_Aim of the exercise:_
Report the number of lines in these entries that contain "label". Write only the number.

◆ ◆ ◆

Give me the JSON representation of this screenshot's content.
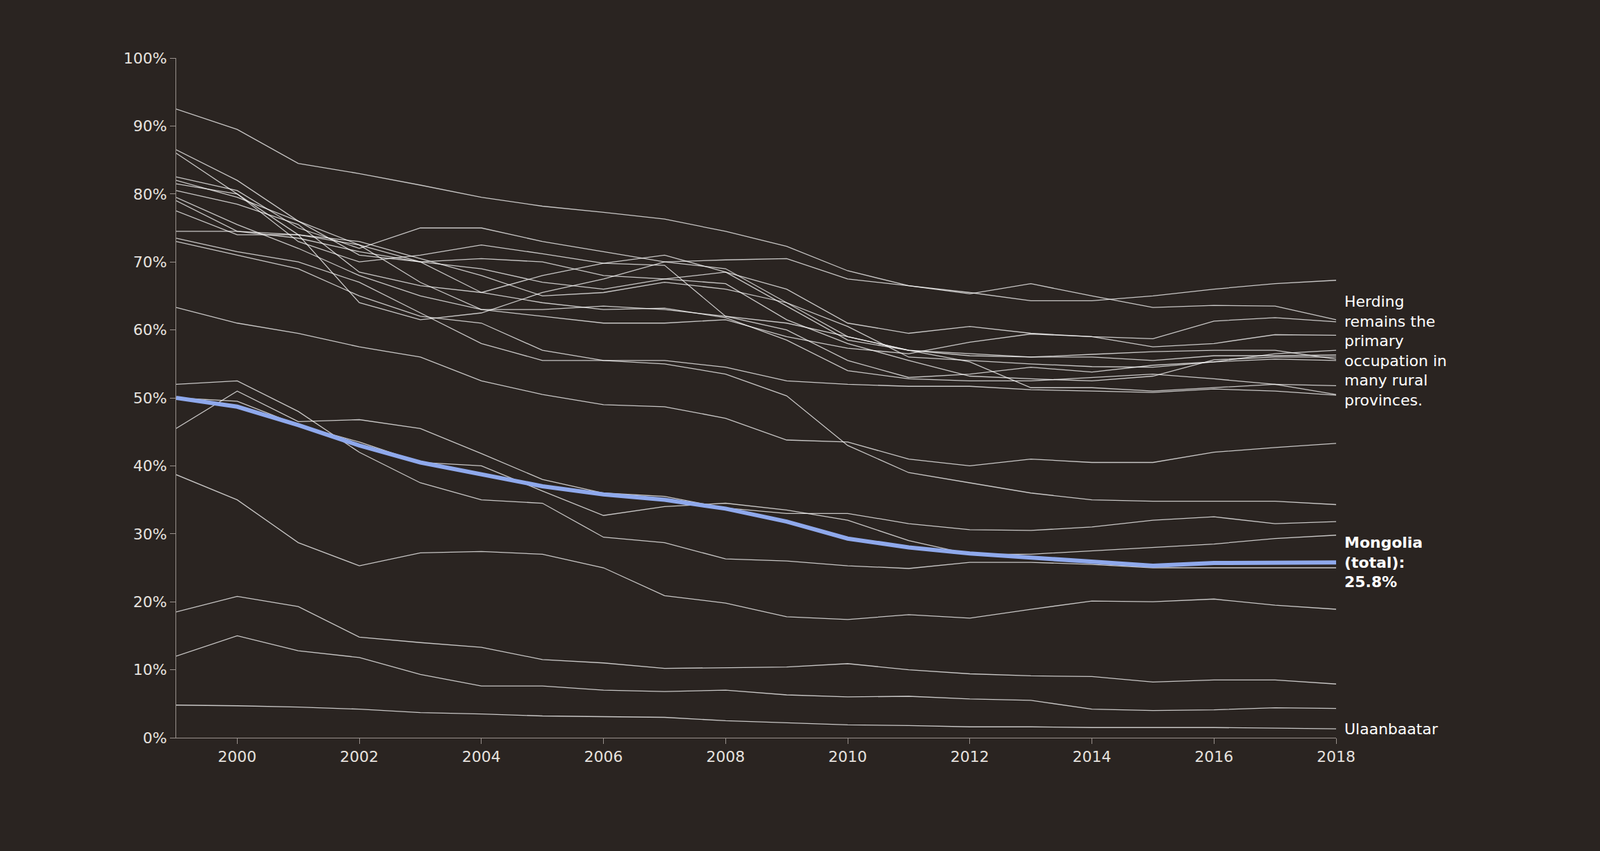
{
  "chart_data": {
    "type": "line",
    "annotation": "Herding remains the primary occupation in many rural provinces.",
    "x": [
      1999,
      2000,
      2001,
      2002,
      2003,
      2004,
      2005,
      2006,
      2007,
      2008,
      2009,
      2010,
      2011,
      2012,
      2013,
      2014,
      2015,
      2016,
      2017,
      2018
    ],
    "xlim": [
      1999,
      2018
    ],
    "xticks": [
      2000,
      2002,
      2004,
      2006,
      2008,
      2010,
      2012,
      2014,
      2016,
      2018
    ],
    "ylim": [
      0,
      100
    ],
    "yticks": [
      {
        "value": 0,
        "label": "0%"
      },
      {
        "value": 10,
        "label": "10%"
      },
      {
        "value": 20,
        "label": "20%"
      },
      {
        "value": 30,
        "label": "30%"
      },
      {
        "value": 40,
        "label": "40%"
      },
      {
        "value": 50,
        "label": "50%"
      },
      {
        "value": 60,
        "label": "60%"
      },
      {
        "value": 70,
        "label": "70%"
      },
      {
        "value": 80,
        "label": "80%"
      },
      {
        "value": 90,
        "label": "90%"
      },
      {
        "value": 100,
        "label": "100%"
      }
    ],
    "grid": false,
    "series": [
      {
        "color": "#ffffff",
        "values": [
          92.5,
          89.5,
          84.5,
          83,
          81.3,
          79.5,
          78.2,
          77.3,
          76.3,
          74.5,
          72.3,
          68.7,
          66.5,
          65.3,
          66.8,
          65,
          63.3,
          63.6,
          63.5,
          61.5
        ]
      },
      {
        "color": "#ffffff",
        "values": [
          86.5,
          82,
          76,
          71,
          70,
          69,
          67,
          66,
          67.5,
          68.5,
          66,
          61,
          59.5,
          60.5,
          59.5,
          59,
          58.7,
          61.3,
          61.8,
          61.2
        ]
      },
      {
        "color": "#ffffff",
        "values": [
          86,
          80,
          74,
          64,
          61.5,
          62.5,
          65.5,
          67.5,
          70,
          70.3,
          70.5,
          67.5,
          66.5,
          65.5,
          64.3,
          64.3,
          65,
          66,
          66.8,
          67.3
        ]
      },
      {
        "color": "#ffffff",
        "values": [
          82.5,
          80.5,
          75,
          72,
          75,
          75,
          73,
          71.5,
          70,
          69,
          64,
          60.5,
          56,
          55.5,
          55,
          54.6,
          54.5,
          55.3,
          56.5,
          57
        ]
      },
      {
        "color": "#ffffff",
        "values": [
          82,
          79.5,
          76,
          72.5,
          70,
          70.5,
          70,
          68,
          67.5,
          66.8,
          61.5,
          58,
          55.5,
          53.2,
          52.8,
          52.5,
          53.2,
          55.6,
          56,
          56
        ]
      },
      {
        "color": "#ffffff",
        "values": [
          81.5,
          80,
          73,
          70,
          71,
          72.5,
          71.2,
          69.8,
          69.5,
          62,
          60,
          55.5,
          53,
          53.5,
          54.5,
          53.8,
          54.8,
          55.3,
          55.7,
          55.5
        ]
      },
      {
        "color": "#ffffff",
        "values": [
          80.5,
          78.5,
          75.5,
          68.5,
          66.5,
          65.5,
          68,
          69.8,
          71,
          68.5,
          63.5,
          58.5,
          57,
          56.5,
          56,
          56,
          55.5,
          56.2,
          56.2,
          56.3
        ]
      },
      {
        "color": "#ffffff",
        "values": [
          79.5,
          75.5,
          72,
          68,
          65,
          63,
          63,
          63.5,
          63,
          62,
          61,
          59,
          57,
          56.2,
          56,
          56.4,
          56.8,
          57,
          57,
          55.7
        ]
      },
      {
        "color": "#ffffff",
        "values": [
          77.5,
          74,
          74,
          73,
          70.5,
          68,
          65,
          65.5,
          67,
          66,
          64,
          59,
          57,
          55.3,
          51.5,
          51.5,
          51,
          51.5,
          52,
          51.8
        ]
      },
      {
        "color": "#ffffff",
        "values": [
          74.5,
          74.5,
          73.5,
          71.5,
          70,
          65.5,
          64,
          63,
          63.2,
          61.8,
          58.5,
          54,
          52.8,
          52.5,
          52.5,
          53,
          53.5,
          52.8,
          52,
          50.5
        ]
      },
      {
        "color": "#ffffff",
        "values": [
          73.5,
          71.5,
          70,
          67,
          62.5,
          58,
          55.5,
          55.5,
          55.5,
          54.5,
          52.5,
          52,
          51.7,
          51.7,
          51.2,
          51,
          50.8,
          51.3,
          51,
          50.4
        ]
      },
      {
        "color": "#ffffff",
        "values": [
          79,
          74.5,
          74,
          72.5,
          67,
          63,
          62,
          61,
          61,
          61.5,
          59,
          57.3,
          56.5,
          58.2,
          59.4,
          59,
          57.5,
          58,
          59.3,
          59.2
        ]
      },
      {
        "color": "#ffffff",
        "values": [
          63.3,
          61,
          59.5,
          57.5,
          56,
          52.5,
          50.5,
          49,
          48.7,
          47,
          43.8,
          43.5,
          41,
          40,
          41,
          40.5,
          40.5,
          42,
          42.7,
          43.3
        ]
      },
      {
        "color": "#ffffff",
        "values": [
          73,
          71,
          69,
          65,
          62,
          61,
          57,
          55.5,
          55,
          53.5,
          50.3,
          43,
          39,
          37.5,
          36,
          35,
          34.8,
          34.8,
          34.8,
          34.3
        ]
      },
      {
        "color": "#ffffff",
        "values": [
          45.5,
          51,
          46.5,
          46.8,
          45.5,
          41.8,
          38,
          36,
          35.5,
          33.8,
          33,
          33,
          31.5,
          30.6,
          30.5,
          31,
          32,
          32.5,
          31.5,
          31.8
        ]
      },
      {
        "color": "#ffffff",
        "values": [
          50,
          49.5,
          46,
          43.5,
          40.5,
          40,
          36.3,
          32.7,
          34,
          34.5,
          33.5,
          32,
          29,
          27,
          27,
          27.5,
          28,
          28.5,
          29.3,
          29.8
        ]
      },
      {
        "color": "#ffffff",
        "values": [
          52,
          52.5,
          48,
          42,
          37.5,
          35,
          34.5,
          29.5,
          28.7,
          26.3,
          26,
          25.3,
          24.9,
          25.8,
          25.8,
          25.5,
          25,
          25,
          25,
          25
        ]
      },
      {
        "color": "#ffffff",
        "values": [
          38.7,
          35,
          28.7,
          25.3,
          27.2,
          27.4,
          27,
          25,
          20.9,
          19.8,
          17.8,
          17.4,
          18.1,
          17.6,
          18.9,
          20.1,
          20,
          20.4,
          19.5,
          18.9
        ]
      },
      {
        "color": "#ffffff",
        "values": [
          18.5,
          20.8,
          19.3,
          14.8,
          14,
          13.3,
          11.5,
          11,
          10.2,
          10.3,
          10.4,
          10.9,
          10,
          9.4,
          9.1,
          9,
          8.2,
          8.5,
          8.5,
          7.9
        ]
      },
      {
        "color": "#ffffff",
        "values": [
          12,
          15,
          12.8,
          11.8,
          9.3,
          7.6,
          7.6,
          7,
          6.8,
          7,
          6.3,
          6,
          6.1,
          5.7,
          5.5,
          4.2,
          4,
          4.1,
          4.4,
          4.3
        ]
      },
      {
        "name": "Ulaanbaatar",
        "color": "#ffffff",
        "values": [
          4.8,
          4.7,
          4.5,
          4.2,
          3.7,
          3.5,
          3.2,
          3.1,
          3.0,
          2.5,
          2.2,
          1.9,
          1.8,
          1.6,
          1.6,
          1.5,
          1.5,
          1.5,
          1.4,
          1.3
        ]
      },
      {
        "name": "Mongolia (total): 25.8%",
        "color": "#8fa9ec",
        "values": [
          50,
          48.7,
          46,
          43,
          40.5,
          38.7,
          37,
          35.8,
          35,
          33.7,
          31.8,
          29.3,
          28,
          27.1,
          26.5,
          25.9,
          25.3,
          25.7,
          25.8,
          25.8
        ]
      }
    ]
  }
}
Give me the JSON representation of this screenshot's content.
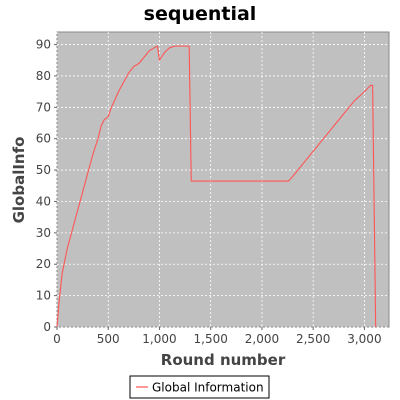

◆ ◆ ◆

_Solution to this problem:_
11